* Begin Record extracts *

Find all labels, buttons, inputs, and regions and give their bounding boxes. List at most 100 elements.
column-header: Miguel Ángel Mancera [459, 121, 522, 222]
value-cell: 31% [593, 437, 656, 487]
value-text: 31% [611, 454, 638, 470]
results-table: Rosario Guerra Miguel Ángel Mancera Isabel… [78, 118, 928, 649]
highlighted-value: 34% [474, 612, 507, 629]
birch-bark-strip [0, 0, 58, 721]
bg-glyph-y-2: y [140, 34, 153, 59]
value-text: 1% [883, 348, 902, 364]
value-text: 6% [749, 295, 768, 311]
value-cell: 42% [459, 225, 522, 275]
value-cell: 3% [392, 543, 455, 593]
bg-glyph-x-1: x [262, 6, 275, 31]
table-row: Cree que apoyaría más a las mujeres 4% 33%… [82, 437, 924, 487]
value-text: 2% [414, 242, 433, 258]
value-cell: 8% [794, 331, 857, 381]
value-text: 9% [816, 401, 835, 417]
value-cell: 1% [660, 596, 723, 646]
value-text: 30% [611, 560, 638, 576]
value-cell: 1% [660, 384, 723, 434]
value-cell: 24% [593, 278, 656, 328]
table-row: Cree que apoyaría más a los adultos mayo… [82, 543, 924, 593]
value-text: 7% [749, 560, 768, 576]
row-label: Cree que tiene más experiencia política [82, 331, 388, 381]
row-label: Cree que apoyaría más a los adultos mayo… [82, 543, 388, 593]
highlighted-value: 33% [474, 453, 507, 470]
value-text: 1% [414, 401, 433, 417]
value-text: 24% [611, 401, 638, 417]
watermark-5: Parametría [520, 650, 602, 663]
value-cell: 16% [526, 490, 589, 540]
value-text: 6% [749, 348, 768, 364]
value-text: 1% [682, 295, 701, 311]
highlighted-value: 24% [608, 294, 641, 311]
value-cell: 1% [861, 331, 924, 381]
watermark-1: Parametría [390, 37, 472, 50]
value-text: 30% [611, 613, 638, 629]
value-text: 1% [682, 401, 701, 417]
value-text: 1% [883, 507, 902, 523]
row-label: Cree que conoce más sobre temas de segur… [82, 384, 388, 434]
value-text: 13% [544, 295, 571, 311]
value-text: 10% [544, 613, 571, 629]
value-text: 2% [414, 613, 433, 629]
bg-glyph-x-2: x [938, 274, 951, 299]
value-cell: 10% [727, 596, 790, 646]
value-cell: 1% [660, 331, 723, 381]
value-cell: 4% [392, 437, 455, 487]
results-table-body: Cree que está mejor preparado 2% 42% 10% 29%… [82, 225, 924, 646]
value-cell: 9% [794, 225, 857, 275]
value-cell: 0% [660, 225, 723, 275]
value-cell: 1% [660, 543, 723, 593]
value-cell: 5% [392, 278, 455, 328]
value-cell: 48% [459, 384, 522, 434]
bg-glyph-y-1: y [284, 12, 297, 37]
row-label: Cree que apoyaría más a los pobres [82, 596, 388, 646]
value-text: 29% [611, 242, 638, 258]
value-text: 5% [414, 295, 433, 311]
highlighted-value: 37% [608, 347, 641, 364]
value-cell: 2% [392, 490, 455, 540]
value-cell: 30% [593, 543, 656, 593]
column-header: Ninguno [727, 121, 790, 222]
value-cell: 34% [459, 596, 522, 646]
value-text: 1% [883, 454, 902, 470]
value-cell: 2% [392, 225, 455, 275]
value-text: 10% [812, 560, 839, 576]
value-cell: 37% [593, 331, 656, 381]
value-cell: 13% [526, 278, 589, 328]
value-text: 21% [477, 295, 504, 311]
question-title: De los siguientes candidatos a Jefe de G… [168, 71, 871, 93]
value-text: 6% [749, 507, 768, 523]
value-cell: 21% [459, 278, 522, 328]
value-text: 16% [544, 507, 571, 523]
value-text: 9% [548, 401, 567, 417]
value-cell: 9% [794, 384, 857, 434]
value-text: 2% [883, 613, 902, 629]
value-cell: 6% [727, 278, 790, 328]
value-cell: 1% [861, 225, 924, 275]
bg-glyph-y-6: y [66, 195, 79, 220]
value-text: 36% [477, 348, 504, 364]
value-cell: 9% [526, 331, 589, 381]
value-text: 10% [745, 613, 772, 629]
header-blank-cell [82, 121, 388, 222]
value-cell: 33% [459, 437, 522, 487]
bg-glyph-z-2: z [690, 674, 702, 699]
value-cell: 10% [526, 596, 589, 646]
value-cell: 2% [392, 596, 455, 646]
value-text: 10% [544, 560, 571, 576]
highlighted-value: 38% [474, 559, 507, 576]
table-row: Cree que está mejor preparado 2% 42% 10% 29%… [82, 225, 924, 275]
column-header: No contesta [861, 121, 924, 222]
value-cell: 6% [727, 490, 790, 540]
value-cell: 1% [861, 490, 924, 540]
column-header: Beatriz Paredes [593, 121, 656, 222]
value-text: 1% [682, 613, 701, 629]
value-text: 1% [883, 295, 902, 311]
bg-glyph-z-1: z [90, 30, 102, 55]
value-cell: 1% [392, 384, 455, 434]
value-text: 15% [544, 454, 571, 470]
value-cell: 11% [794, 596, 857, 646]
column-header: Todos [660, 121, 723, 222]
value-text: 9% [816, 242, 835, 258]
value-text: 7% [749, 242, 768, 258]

* End Record extracts *

Goal of the exercise ▸ Write out the material above word for word, from its first line through the line holding "value-text: 31% [611, 454, 638, 470]", inclusive.

Correct output ▸
Find all labels, buttons, inputs, and regions and give their bounding boxes. List at most 100 elements.
column-header: Miguel Ángel Mancera [459, 121, 522, 222]
value-cell: 31% [593, 437, 656, 487]
value-text: 31% [611, 454, 638, 470]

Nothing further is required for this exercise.